SDL3 Main Callbacks
An introduction to SDL3's main callback pattern - an alternative to the traditional application loop for smoother platform integration.
So far in this course, we've consistently used a specific structure for our main application loop:
- an initialization phase that runs when our app starts
- an outer application loop for implementing per-frame object updates
- an inner event loop for handling events
- a final cleanup phase that runs before our app quits
Conceptually, we might imagine these four blocks of logic as being functions, coordinated by an overall main function looking something like this:
int main(int, char**) {
AppInit();
bool IsRunning = true;
SDL_Event Event;
while (IsRunning) {
while (SDL_PollEvent(&Event)) {
AppEvent(Event);
}
AppIterate();
}
AppQuit();
return 0;
}This is the traditional and most direct way to control a real time application. However, some platforms, including some platforms that SDL3 supports, do not give us this much control.
If we were building for web, for example, we don't get any control over the application loop. The browser manages it - we just provide a callback (eg, our AppIterate() function) that the browser calls every time its ready for a new frame.
This adds some friction when developing cross-platform programs. If our program is being compiled for desktop platforms, we need to provide a main() function. If it's being compiled for some other more restrictive platform, our program needs to be structured differently.

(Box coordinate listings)

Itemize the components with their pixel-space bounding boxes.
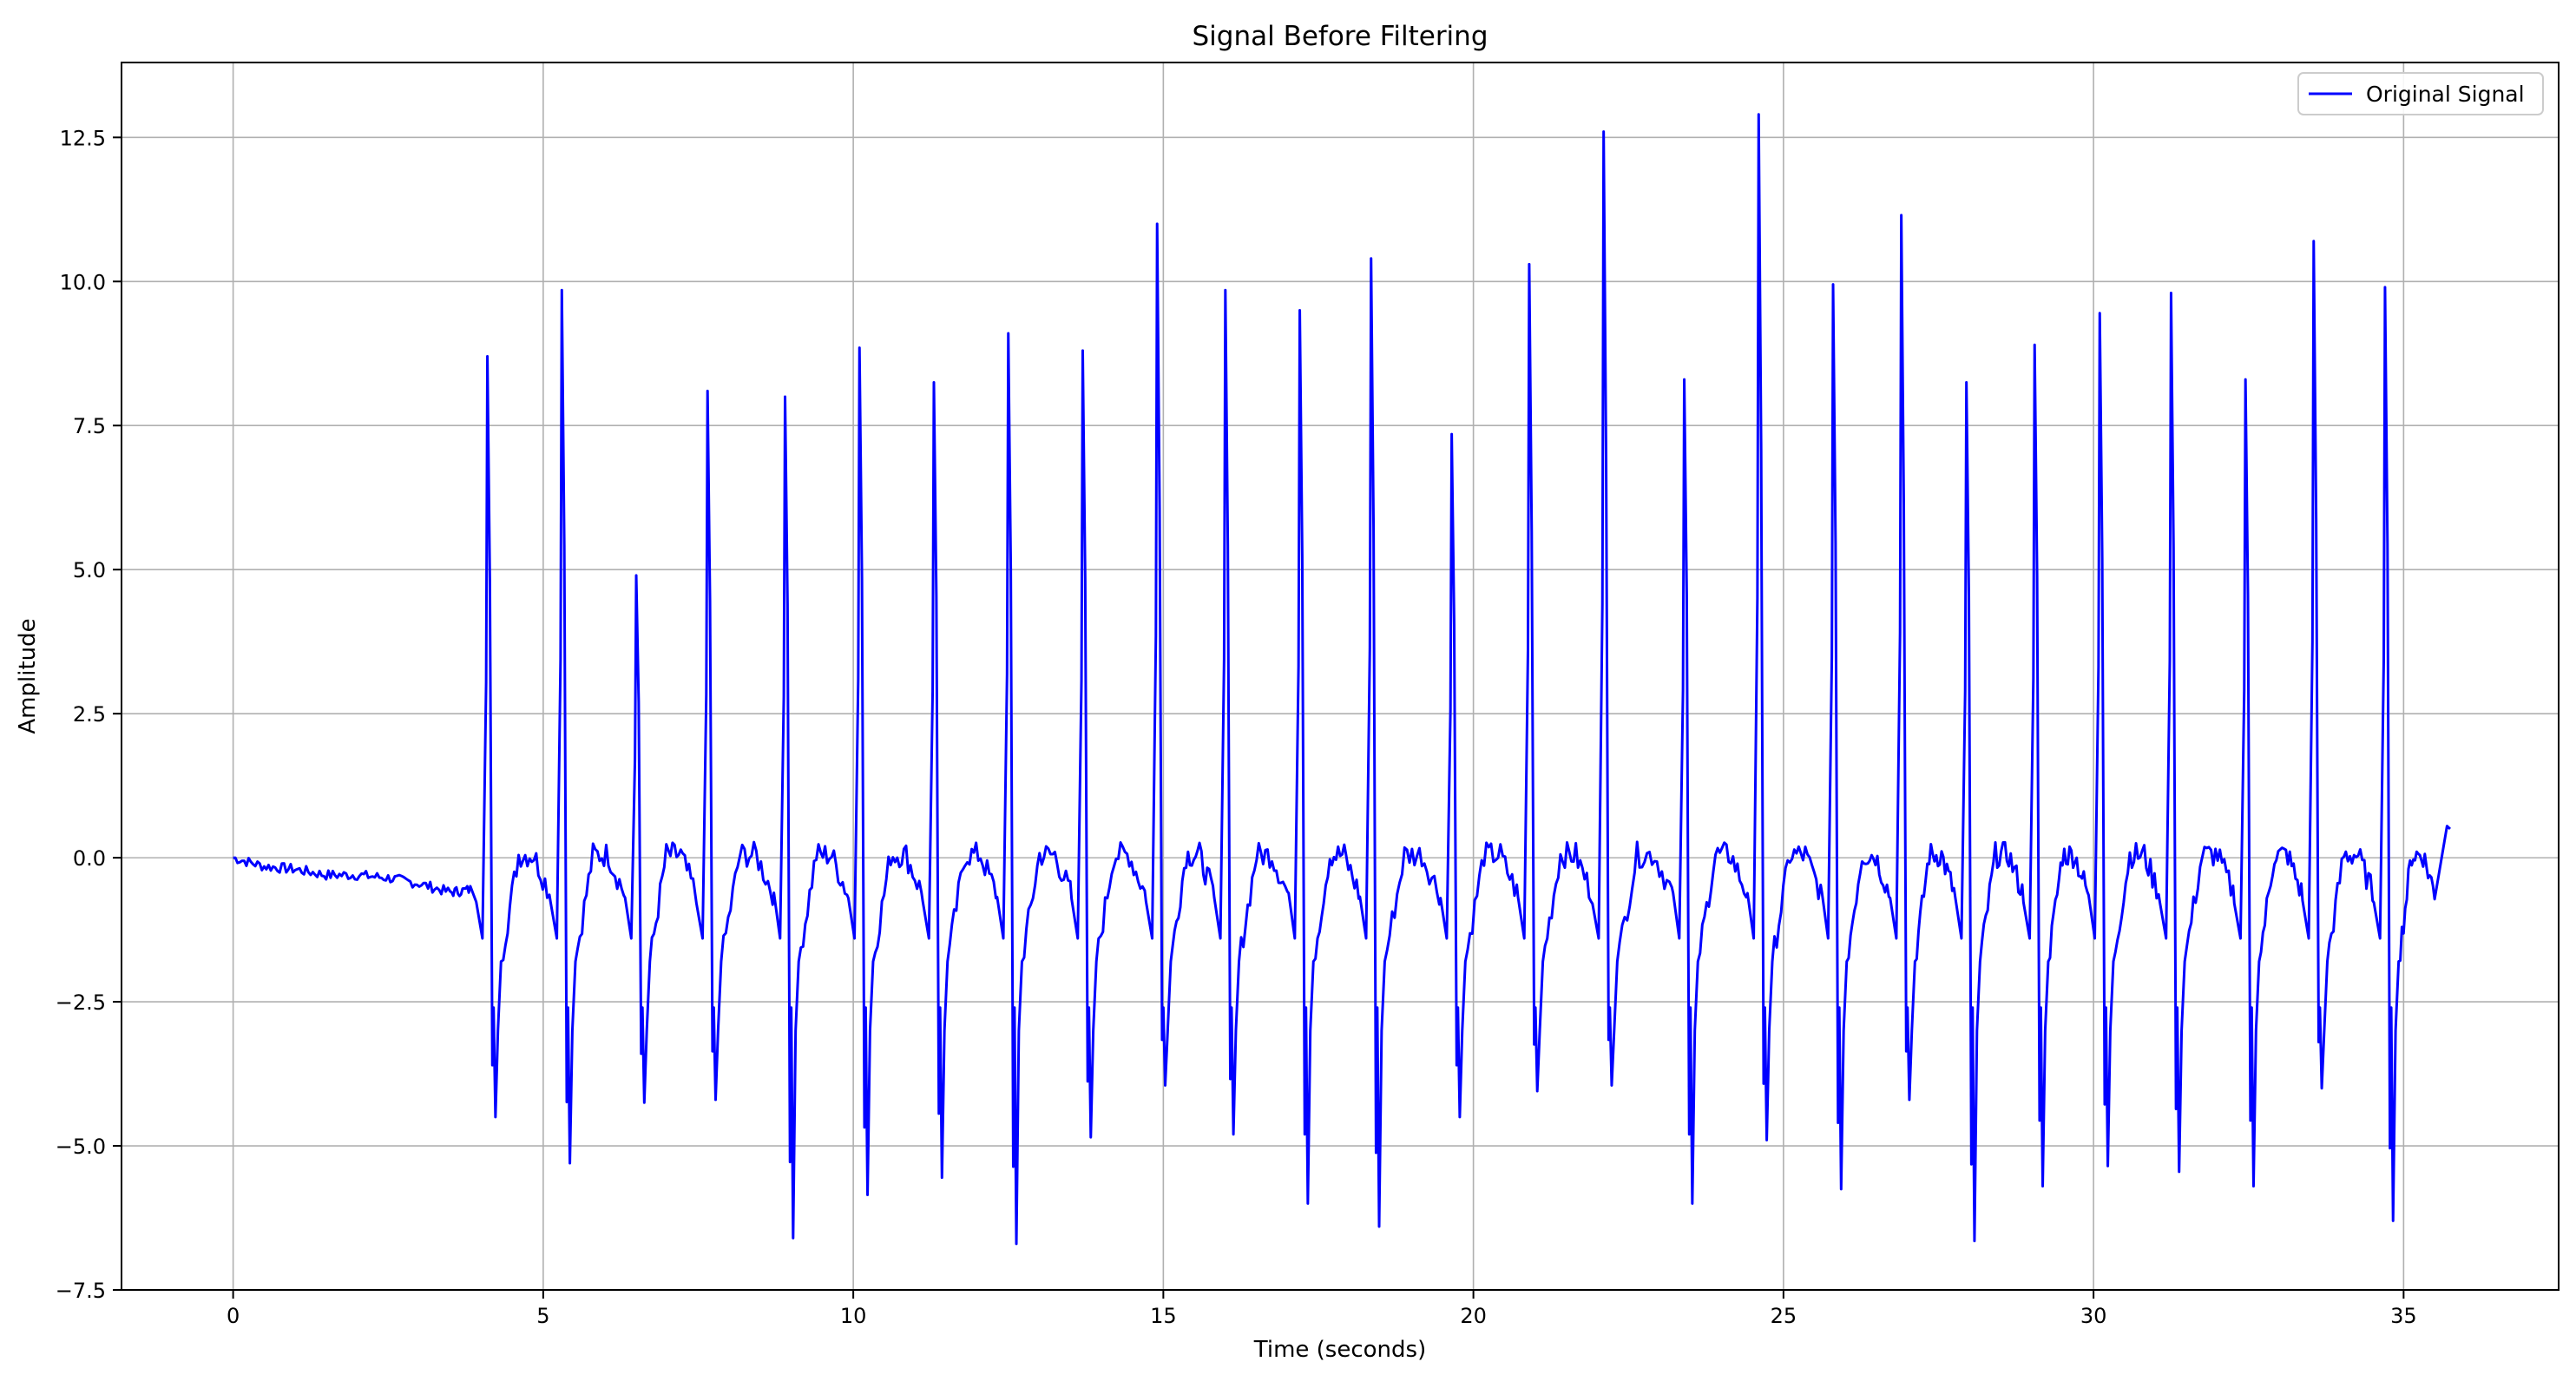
ticks: 0 5 10 15 20 25 30 35 −7.5 −5.0 −2.5 0.0 2.5 5.0 7.5 10…: [56, 126, 2417, 1328]
x-tick-label: 35: [2390, 1304, 2417, 1328]
y-axis-label: Amplitude: [15, 618, 41, 734]
axes-frame: [121, 62, 2560, 1291]
y-tick-label: −5.0: [56, 1135, 106, 1159]
y-tick-label: −7.5: [56, 1279, 106, 1303]
plot-area: [233, 113, 2451, 1246]
y-tick-label: 5.0: [73, 558, 106, 582]
y-tick-label: 10.0: [60, 270, 106, 294]
legend: Original Signal: [2297, 72, 2544, 115]
x-tick-label: 15: [1150, 1304, 1177, 1328]
x-tick-label: 10: [840, 1304, 867, 1328]
y-tick-label: 7.5: [73, 414, 106, 438]
y-tick-label: 2.5: [73, 702, 106, 727]
series-line-original-signal: [233, 113, 2451, 1246]
legend-label: Original Signal: [2366, 82, 2525, 107]
x-tick-label: 20: [1460, 1304, 1487, 1328]
grid: [122, 62, 2559, 1291]
chart-title: Signal Before Filtering: [1193, 21, 1488, 52]
x-tick-label: 0: [227, 1304, 240, 1328]
x-axis-label: Time (seconds): [1253, 1337, 1426, 1363]
y-tick-label: 0.0: [73, 846, 106, 871]
y-tick-label: −2.5: [56, 990, 106, 1015]
x-tick-label: 30: [2080, 1304, 2107, 1328]
legend-box: [2297, 72, 2544, 115]
x-tick-label: 5: [536, 1304, 549, 1328]
x-tick-label: 25: [1771, 1304, 1797, 1328]
y-tick-label: 12.5: [60, 126, 106, 150]
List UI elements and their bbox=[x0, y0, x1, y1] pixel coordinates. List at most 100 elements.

Your objective:
According to the SDL3 main callbacks text, what manages the application loop when building for the web?

Correct output:
The browser manages it.